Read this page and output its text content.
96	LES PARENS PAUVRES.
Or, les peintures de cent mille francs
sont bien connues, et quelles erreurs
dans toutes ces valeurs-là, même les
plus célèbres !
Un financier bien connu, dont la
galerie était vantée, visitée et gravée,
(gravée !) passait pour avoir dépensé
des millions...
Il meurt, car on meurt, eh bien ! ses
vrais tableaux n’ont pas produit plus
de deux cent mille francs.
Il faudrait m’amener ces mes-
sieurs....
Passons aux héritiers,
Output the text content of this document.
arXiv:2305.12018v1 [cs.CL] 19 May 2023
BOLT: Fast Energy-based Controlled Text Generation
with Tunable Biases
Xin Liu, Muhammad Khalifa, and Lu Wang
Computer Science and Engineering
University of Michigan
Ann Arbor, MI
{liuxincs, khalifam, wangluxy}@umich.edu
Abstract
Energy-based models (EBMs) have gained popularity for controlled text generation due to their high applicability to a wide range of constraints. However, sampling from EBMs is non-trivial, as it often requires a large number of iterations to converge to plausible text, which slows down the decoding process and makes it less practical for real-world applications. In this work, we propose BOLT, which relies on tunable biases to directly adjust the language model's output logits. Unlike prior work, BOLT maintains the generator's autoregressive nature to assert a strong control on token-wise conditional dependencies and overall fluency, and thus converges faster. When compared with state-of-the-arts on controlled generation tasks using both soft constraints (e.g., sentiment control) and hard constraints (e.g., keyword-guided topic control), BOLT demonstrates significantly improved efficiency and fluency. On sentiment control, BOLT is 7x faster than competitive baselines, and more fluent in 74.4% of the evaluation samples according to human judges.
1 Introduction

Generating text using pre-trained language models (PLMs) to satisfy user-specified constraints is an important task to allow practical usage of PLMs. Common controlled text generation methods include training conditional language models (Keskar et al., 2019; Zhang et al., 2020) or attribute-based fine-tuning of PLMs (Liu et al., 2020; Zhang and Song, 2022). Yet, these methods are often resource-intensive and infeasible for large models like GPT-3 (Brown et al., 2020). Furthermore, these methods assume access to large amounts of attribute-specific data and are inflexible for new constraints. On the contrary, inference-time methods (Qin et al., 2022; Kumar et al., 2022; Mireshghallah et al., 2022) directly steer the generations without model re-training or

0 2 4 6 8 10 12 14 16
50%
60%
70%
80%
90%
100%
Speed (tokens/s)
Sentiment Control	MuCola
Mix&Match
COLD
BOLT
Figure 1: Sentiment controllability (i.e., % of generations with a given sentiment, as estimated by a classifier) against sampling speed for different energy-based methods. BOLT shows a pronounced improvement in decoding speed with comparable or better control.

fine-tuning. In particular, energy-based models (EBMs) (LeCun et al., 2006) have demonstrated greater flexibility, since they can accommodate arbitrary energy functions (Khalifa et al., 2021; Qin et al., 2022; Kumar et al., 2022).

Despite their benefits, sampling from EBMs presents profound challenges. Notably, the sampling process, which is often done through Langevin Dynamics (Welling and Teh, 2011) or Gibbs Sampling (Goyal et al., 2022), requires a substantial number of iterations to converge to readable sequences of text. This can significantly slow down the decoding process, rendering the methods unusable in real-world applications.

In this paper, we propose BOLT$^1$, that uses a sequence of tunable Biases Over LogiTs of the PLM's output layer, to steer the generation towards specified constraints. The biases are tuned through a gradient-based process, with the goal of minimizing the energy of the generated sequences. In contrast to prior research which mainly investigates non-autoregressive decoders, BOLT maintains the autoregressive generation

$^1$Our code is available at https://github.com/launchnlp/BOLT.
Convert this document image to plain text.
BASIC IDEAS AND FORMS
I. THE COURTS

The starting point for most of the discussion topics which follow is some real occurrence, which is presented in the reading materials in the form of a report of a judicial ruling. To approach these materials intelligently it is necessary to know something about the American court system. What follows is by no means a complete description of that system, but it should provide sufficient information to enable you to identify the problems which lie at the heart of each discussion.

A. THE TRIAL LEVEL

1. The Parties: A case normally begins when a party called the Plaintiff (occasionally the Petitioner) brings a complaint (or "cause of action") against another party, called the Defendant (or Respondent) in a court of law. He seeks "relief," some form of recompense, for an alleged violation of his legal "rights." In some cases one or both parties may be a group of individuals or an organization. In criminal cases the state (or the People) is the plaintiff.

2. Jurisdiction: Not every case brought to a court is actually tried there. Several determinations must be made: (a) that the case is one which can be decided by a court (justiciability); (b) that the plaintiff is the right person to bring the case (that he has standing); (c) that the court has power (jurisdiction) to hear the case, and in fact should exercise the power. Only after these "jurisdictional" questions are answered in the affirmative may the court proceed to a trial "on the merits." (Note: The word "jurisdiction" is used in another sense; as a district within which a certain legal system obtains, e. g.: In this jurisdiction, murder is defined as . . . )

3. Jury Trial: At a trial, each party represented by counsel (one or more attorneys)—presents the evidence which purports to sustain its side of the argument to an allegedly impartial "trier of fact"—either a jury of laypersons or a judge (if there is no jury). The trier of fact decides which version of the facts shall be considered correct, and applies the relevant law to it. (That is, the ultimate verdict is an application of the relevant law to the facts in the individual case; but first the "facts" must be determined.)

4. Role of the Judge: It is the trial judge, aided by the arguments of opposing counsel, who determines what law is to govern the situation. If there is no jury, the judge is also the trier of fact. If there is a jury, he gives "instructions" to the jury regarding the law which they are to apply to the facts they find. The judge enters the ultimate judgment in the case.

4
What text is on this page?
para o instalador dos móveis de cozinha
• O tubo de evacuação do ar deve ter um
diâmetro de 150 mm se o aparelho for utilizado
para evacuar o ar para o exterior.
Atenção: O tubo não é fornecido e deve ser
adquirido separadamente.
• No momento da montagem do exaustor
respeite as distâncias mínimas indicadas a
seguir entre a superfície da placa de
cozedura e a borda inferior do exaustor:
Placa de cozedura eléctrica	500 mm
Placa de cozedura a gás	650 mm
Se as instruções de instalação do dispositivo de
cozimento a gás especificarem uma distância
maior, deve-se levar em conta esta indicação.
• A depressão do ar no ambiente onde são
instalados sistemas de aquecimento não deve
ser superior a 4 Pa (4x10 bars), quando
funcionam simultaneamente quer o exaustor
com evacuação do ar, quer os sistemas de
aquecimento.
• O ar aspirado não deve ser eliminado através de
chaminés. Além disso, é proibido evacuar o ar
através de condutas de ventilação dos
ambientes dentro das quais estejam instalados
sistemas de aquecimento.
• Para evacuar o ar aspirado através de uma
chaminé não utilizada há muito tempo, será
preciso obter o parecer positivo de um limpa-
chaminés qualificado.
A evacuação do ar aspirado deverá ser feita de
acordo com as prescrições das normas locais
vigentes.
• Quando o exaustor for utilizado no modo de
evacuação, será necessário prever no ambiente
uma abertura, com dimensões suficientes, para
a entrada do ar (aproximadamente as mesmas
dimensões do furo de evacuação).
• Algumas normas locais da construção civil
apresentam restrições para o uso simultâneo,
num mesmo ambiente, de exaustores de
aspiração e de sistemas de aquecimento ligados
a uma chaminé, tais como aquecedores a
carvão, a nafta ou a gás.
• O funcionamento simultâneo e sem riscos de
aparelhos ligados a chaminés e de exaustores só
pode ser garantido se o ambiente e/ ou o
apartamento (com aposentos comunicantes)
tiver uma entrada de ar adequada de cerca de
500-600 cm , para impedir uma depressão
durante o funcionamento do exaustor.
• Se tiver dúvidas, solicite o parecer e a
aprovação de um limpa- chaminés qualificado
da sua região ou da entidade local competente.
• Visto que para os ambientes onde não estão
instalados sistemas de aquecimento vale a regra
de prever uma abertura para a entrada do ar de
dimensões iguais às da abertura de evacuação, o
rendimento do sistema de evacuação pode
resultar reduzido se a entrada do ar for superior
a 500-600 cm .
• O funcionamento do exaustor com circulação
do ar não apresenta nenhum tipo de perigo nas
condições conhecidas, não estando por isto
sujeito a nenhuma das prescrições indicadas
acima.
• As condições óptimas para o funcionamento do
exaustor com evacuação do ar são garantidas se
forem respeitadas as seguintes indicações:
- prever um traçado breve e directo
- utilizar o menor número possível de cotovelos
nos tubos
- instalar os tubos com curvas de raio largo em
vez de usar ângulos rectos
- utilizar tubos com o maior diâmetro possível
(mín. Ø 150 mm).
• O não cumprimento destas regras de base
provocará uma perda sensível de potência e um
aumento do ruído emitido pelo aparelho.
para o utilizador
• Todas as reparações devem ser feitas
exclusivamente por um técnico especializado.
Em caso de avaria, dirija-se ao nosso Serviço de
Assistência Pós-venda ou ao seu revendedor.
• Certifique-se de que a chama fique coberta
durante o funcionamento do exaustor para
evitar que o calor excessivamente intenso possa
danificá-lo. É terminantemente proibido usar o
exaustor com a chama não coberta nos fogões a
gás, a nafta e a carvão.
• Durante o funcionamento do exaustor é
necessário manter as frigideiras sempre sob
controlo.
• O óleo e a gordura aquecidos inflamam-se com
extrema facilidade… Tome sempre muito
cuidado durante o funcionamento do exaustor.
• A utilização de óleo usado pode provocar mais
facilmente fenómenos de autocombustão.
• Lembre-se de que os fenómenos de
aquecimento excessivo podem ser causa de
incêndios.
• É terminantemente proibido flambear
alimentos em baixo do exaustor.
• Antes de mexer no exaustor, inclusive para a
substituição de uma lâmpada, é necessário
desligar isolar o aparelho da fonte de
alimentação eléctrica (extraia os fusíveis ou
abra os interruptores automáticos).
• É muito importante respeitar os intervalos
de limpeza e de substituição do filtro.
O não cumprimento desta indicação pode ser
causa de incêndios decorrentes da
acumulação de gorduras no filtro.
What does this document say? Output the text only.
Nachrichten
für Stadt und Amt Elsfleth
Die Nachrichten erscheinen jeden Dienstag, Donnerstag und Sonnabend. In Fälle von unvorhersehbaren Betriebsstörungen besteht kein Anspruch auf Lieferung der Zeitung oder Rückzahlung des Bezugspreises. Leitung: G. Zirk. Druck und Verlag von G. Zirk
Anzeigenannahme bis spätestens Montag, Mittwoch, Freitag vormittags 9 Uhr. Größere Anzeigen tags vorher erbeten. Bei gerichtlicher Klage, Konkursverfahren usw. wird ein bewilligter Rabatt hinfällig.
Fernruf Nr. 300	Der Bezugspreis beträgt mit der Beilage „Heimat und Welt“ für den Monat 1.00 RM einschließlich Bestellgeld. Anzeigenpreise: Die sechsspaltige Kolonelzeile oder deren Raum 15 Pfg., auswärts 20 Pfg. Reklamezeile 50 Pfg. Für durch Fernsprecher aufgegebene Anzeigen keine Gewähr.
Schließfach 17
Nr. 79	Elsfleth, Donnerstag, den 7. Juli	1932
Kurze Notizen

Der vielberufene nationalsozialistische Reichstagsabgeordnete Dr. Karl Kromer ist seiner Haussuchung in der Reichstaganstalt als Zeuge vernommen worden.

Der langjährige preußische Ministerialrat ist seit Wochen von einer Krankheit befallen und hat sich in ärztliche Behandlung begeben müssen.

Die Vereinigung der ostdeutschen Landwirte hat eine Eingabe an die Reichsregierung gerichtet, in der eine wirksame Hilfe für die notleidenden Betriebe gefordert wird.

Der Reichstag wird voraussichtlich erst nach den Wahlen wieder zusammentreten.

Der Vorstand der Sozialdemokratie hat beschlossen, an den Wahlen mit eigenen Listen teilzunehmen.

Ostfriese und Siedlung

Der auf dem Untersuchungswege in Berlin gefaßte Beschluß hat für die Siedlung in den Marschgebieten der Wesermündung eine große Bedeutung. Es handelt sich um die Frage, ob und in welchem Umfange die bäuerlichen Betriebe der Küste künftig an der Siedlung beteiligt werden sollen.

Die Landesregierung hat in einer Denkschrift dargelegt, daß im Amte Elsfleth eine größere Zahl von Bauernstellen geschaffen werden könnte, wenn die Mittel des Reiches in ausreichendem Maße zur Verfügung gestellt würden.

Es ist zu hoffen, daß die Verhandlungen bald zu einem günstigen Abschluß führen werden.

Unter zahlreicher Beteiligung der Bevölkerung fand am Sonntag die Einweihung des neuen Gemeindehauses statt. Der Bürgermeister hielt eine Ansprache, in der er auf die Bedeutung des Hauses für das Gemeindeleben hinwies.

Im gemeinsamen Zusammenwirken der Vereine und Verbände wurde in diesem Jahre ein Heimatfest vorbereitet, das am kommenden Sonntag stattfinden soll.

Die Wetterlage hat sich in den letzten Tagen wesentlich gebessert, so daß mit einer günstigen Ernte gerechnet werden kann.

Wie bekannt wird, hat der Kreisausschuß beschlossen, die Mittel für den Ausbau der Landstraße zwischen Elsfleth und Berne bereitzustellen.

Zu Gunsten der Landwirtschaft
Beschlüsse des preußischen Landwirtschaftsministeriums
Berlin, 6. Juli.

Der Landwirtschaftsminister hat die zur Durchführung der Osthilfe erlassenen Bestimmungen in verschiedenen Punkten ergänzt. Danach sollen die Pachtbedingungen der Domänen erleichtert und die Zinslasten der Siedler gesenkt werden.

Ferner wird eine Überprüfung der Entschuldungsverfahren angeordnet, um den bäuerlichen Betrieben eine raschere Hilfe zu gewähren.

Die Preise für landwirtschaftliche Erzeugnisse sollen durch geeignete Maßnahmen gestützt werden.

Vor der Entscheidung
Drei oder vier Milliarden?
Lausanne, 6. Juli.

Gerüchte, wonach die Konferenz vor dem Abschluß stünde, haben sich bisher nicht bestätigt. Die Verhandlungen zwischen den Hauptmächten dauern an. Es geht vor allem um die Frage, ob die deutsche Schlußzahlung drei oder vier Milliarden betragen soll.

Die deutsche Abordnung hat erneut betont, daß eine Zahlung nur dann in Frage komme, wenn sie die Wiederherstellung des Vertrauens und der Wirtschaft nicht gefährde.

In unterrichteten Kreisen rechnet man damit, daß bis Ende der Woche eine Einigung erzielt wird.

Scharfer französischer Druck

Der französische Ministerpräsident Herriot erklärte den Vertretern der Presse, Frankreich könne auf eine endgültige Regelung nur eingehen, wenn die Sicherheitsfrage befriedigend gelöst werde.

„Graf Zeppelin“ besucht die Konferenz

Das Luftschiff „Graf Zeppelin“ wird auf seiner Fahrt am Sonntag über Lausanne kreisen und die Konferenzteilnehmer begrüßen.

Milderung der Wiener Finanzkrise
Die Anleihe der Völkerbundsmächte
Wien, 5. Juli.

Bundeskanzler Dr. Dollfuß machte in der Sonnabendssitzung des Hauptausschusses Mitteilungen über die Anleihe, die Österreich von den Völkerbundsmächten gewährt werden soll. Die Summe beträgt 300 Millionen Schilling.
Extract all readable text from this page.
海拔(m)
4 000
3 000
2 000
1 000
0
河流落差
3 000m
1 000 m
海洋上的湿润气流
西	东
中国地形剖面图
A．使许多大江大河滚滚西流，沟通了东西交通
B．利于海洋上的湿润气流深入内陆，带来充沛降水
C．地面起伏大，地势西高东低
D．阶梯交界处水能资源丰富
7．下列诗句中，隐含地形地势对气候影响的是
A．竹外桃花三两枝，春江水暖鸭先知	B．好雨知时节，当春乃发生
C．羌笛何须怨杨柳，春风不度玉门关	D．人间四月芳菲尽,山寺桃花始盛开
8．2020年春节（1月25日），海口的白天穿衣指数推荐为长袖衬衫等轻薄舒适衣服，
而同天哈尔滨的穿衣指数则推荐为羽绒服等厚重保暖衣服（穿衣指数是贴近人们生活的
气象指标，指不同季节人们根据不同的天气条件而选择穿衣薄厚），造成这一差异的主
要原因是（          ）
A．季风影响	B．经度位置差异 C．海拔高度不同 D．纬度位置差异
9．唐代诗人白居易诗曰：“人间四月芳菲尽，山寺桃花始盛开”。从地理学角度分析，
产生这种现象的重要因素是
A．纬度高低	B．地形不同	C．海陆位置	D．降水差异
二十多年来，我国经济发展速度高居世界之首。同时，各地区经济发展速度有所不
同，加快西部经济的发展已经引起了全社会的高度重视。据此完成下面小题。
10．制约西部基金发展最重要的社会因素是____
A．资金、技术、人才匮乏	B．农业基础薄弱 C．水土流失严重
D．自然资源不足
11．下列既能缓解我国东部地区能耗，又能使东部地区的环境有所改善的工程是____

---------------

| Short exercise |
Your task is to collect every line above that contains the word "depressão".

| Solution to the exercise |
• A depressão do ar no ambiente onde são
500-600 cm , para impedir uma depressão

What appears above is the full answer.